>> begin Material for this exercise
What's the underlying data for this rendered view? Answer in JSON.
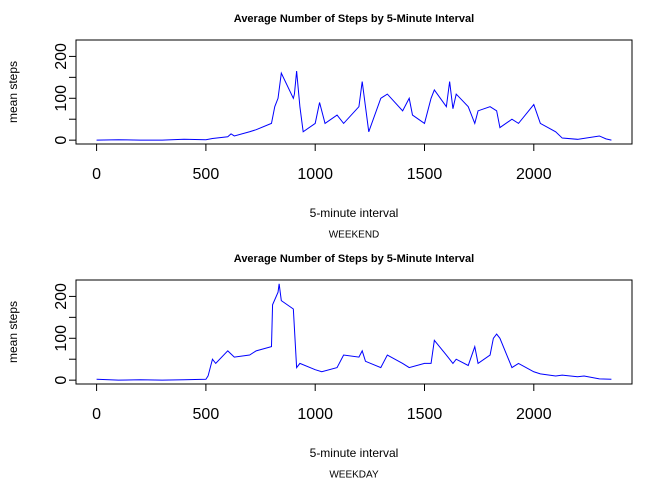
{
  "chart_data": [
    {
      "type": "line",
      "title": "Average Number of Steps by 5-Minute Interval",
      "xlabel": "5-minute interval",
      "ylabel": "mean steps",
      "subtitle": "WEEKEND",
      "color": "#0000ff",
      "x": [
        0,
        100,
        200,
        300,
        400,
        500,
        530,
        600,
        615,
        630,
        700,
        730,
        800,
        815,
        830,
        845,
        900,
        905,
        915,
        930,
        945,
        1000,
        1020,
        1045,
        1100,
        1130,
        1200,
        1215,
        1230,
        1245,
        1300,
        1330,
        1400,
        1430,
        1445,
        1500,
        1530,
        1545,
        1600,
        1615,
        1630,
        1645,
        1700,
        1730,
        1745,
        1800,
        1830,
        1845,
        1900,
        1930,
        2000,
        2030,
        2100,
        2130,
        2200,
        2300,
        2330,
        2355
      ],
      "values": [
        0,
        1,
        0,
        0,
        2,
        1,
        4,
        8,
        15,
        10,
        20,
        25,
        40,
        80,
        100,
        160,
        100,
        110,
        165,
        80,
        20,
        40,
        90,
        40,
        60,
        40,
        80,
        140,
        80,
        20,
        100,
        110,
        70,
        100,
        60,
        40,
        100,
        120,
        80,
        140,
        75,
        110,
        80,
        40,
        70,
        80,
        70,
        30,
        50,
        40,
        85,
        40,
        20,
        5,
        2,
        10,
        3,
        0
      ],
      "xlim": [
        -94.2,
        2449.2
      ],
      "ylim": [
        -9.2,
        239.2
      ],
      "xticks": [
        0,
        500,
        1000,
        1500,
        2000
      ],
      "yticks": [
        0,
        100,
        200
      ],
      "yminor": [
        50,
        150
      ]
    },
    {
      "type": "line",
      "title": "Average Number of Steps by 5-Minute Interval",
      "xlabel": "5-minute interval",
      "ylabel": "mean steps",
      "subtitle": "WEEKDAY",
      "color": "#0000ff",
      "x": [
        0,
        100,
        200,
        300,
        400,
        500,
        510,
        530,
        545,
        600,
        630,
        700,
        730,
        800,
        805,
        830,
        835,
        845,
        900,
        915,
        930,
        1000,
        1030,
        1100,
        1130,
        1200,
        1215,
        1230,
        1300,
        1330,
        1400,
        1430,
        1500,
        1530,
        1545,
        1600,
        1630,
        1645,
        1700,
        1730,
        1745,
        1800,
        1815,
        1830,
        1845,
        1900,
        1930,
        2000,
        2030,
        2100,
        2130,
        2200,
        2230,
        2300,
        2355
      ],
      "values": [
        2,
        0,
        1,
        0,
        1,
        2,
        10,
        50,
        40,
        70,
        55,
        60,
        70,
        80,
        180,
        210,
        230,
        190,
        170,
        30,
        40,
        25,
        20,
        30,
        60,
        55,
        70,
        45,
        30,
        60,
        40,
        30,
        40,
        40,
        95,
        60,
        40,
        50,
        35,
        80,
        40,
        60,
        100,
        110,
        100,
        30,
        40,
        20,
        15,
        10,
        12,
        8,
        10,
        3,
        2
      ],
      "xlim": [
        -94.2,
        2449.2
      ],
      "ylim": [
        -9.2,
        239.2
      ],
      "xticks": [
        0,
        500,
        1000,
        1500,
        2000
      ],
      "yticks": [
        0,
        100,
        200
      ],
      "yminor": [
        50,
        150
      ]
    }
  ]
}
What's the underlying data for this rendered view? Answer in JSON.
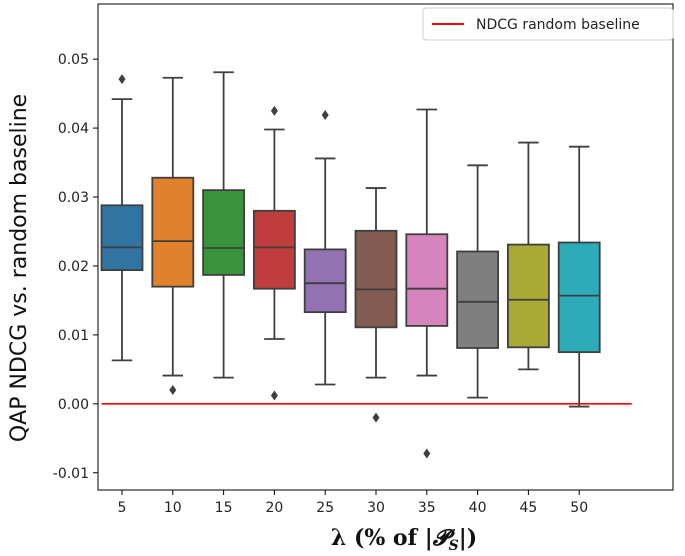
{
  "chart_data": {
    "type": "box",
    "xlabel": "λ (% of |𝓟S|)",
    "xlabel_parts": {
      "main": "λ (% of |",
      "script": "𝓟",
      "sub": "S",
      "end": "|)"
    },
    "ylabel": "QAP NDCG vs. random baseline",
    "ylim": [
      -0.0125,
      0.058
    ],
    "yticks": [
      -0.01,
      0.0,
      0.01,
      0.02,
      0.03,
      0.04,
      0.05
    ],
    "ytick_labels": [
      "-0.01",
      "0.00",
      "0.01",
      "0.02",
      "0.03",
      "0.04",
      "0.05"
    ],
    "categories": [
      "5",
      "10",
      "15",
      "20",
      "25",
      "30",
      "35",
      "40",
      "45",
      "50"
    ],
    "boxes": [
      {
        "label": "5",
        "whislo": 0.0063,
        "q1": 0.0194,
        "med": 0.0227,
        "q3": 0.0288,
        "whishi": 0.0442,
        "fliers": [
          0.0471
        ],
        "color": "#3274a1"
      },
      {
        "label": "10",
        "whislo": 0.0041,
        "q1": 0.017,
        "med": 0.0236,
        "q3": 0.0328,
        "whishi": 0.0473,
        "fliers": [
          0.002
        ],
        "color": "#e1812c"
      },
      {
        "label": "15",
        "whislo": 0.0038,
        "q1": 0.0187,
        "med": 0.0226,
        "q3": 0.031,
        "whishi": 0.0481,
        "fliers": [],
        "color": "#3a923a"
      },
      {
        "label": "20",
        "whislo": 0.0094,
        "q1": 0.0167,
        "med": 0.0227,
        "q3": 0.028,
        "whishi": 0.0398,
        "fliers": [
          0.0425,
          0.0012
        ],
        "color": "#c03d3e"
      },
      {
        "label": "25",
        "whislo": 0.0028,
        "q1": 0.0133,
        "med": 0.0175,
        "q3": 0.0224,
        "whishi": 0.0356,
        "fliers": [
          0.0419
        ],
        "color": "#9372b2"
      },
      {
        "label": "30",
        "whislo": 0.0038,
        "q1": 0.0111,
        "med": 0.0166,
        "q3": 0.0251,
        "whishi": 0.0313,
        "fliers": [
          -0.002
        ],
        "color": "#845b53"
      },
      {
        "label": "35",
        "whislo": 0.0041,
        "q1": 0.0113,
        "med": 0.0167,
        "q3": 0.0246,
        "whishi": 0.0427,
        "fliers": [
          -0.0072
        ],
        "color": "#d684bd"
      },
      {
        "label": "40",
        "whislo": 0.0009,
        "q1": 0.0081,
        "med": 0.0148,
        "q3": 0.0221,
        "whishi": 0.0346,
        "fliers": [],
        "color": "#7f7f7f"
      },
      {
        "label": "45",
        "whislo": 0.005,
        "q1": 0.0082,
        "med": 0.0151,
        "q3": 0.0231,
        "whishi": 0.0379,
        "fliers": [],
        "color": "#a9aa35"
      },
      {
        "label": "50",
        "whislo": -0.0004,
        "q1": 0.0075,
        "med": 0.0157,
        "q3": 0.0234,
        "whishi": 0.0373,
        "fliers": [],
        "color": "#2eabb8"
      }
    ],
    "baseline": {
      "value": 0.0,
      "label": "NDCG random baseline",
      "color": "#ff0000"
    },
    "legend_position": "top-right"
  }
}
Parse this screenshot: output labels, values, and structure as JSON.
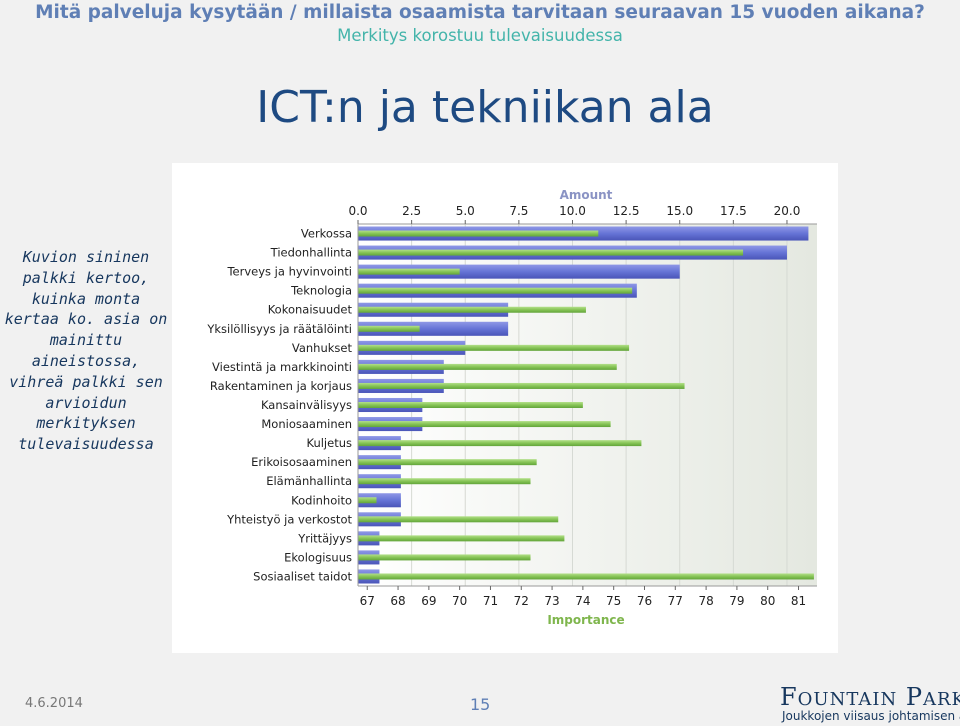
{
  "header": {
    "line1": "Mitä palveluja kysytään / millaista osaamista tarvitaan seuraavan 15 vuoden aikana?",
    "line2": "Merkitys korostuu tulevaisuudessa"
  },
  "slide_title": "ICT:n ja tekniikan ala",
  "side_note": "Kuvion sininen palkki kertoo, kuinka monta kertaa ko. asia on mainittu aineistossa, vihreä palkki sen arvioidun merkityksen tulevaisuudessa",
  "footer": {
    "date": "4.6.2014",
    "page": "15",
    "logo_name": "Fountain Park",
    "logo_tagline": "Joukkojen viisaus johtamisen arkeen"
  },
  "colors": {
    "amount_bar": "#6674d6",
    "importance_bar": "#86c456",
    "header_title": "#5f7fb5",
    "header_subtitle": "#43b4aa",
    "slide_title": "#1e4a82",
    "axis_label": "#8a93c4",
    "axis_label_importance": "#7fb64d"
  },
  "chart_data": {
    "type": "bar",
    "orientation": "horizontal",
    "categories": [
      "Verkossa",
      "Tiedonhallinta",
      "Terveys ja hyvinvointi",
      "Teknologia",
      "Kokonaisuudet",
      "Yksilöllisyys ja räätälöinti",
      "Vanhukset",
      "Viestintä ja markkinointi",
      "Rakentaminen ja korjaus",
      "Kansainvälisyys",
      "Moniosaaminen",
      "Kuljetus",
      "Erikoisosaaminen",
      "Elämänhallinta",
      "Kodinhoito",
      "Yhteistyö ja verkostot",
      "Yrittäjyys",
      "Ekologisuus",
      "Sosiaaliset taidot"
    ],
    "series": [
      {
        "name": "Amount",
        "axis": "top",
        "color": "#6674d6",
        "values": [
          21,
          20,
          15,
          13,
          7,
          7,
          5,
          4,
          4,
          3,
          3,
          2,
          2,
          2,
          2,
          2,
          1,
          1,
          1
        ]
      },
      {
        "name": "Importance",
        "axis": "bottom",
        "color": "#86c456",
        "values": [
          74.5,
          79.2,
          70.0,
          75.6,
          74.1,
          68.7,
          75.5,
          75.1,
          77.3,
          74.0,
          74.9,
          75.9,
          72.5,
          72.3,
          67.3,
          73.2,
          73.4,
          72.3,
          81.5
        ]
      }
    ],
    "top_axis": {
      "label": "Amount",
      "min": 0,
      "max": 21.4,
      "ticks": [
        "0.0",
        "2.5",
        "5.0",
        "7.5",
        "10.0",
        "12.5",
        "15.0",
        "17.5",
        "20.0"
      ]
    },
    "bottom_axis": {
      "label": "Importance",
      "min": 66.7,
      "max": 81.6,
      "ticks": [
        "67",
        "68",
        "69",
        "70",
        "71",
        "72",
        "73",
        "74",
        "75",
        "76",
        "77",
        "78",
        "79",
        "80",
        "81"
      ]
    },
    "legend": "none"
  }
}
>> end Material for this exercise
• **Job**
Your task is to gather every line with the word "tulevaisuudessa" and copy it.

• **Correct response**
    "line2": "Merkitys korostuu tulevaisuudessa"
  "side_note": "Kuvion sininen palkki kertoo, kuinka monta kertaa ko. asia on mainittu aineistossa, vihreä palkki sen arvioidun merkityksen tulevaisuudessa",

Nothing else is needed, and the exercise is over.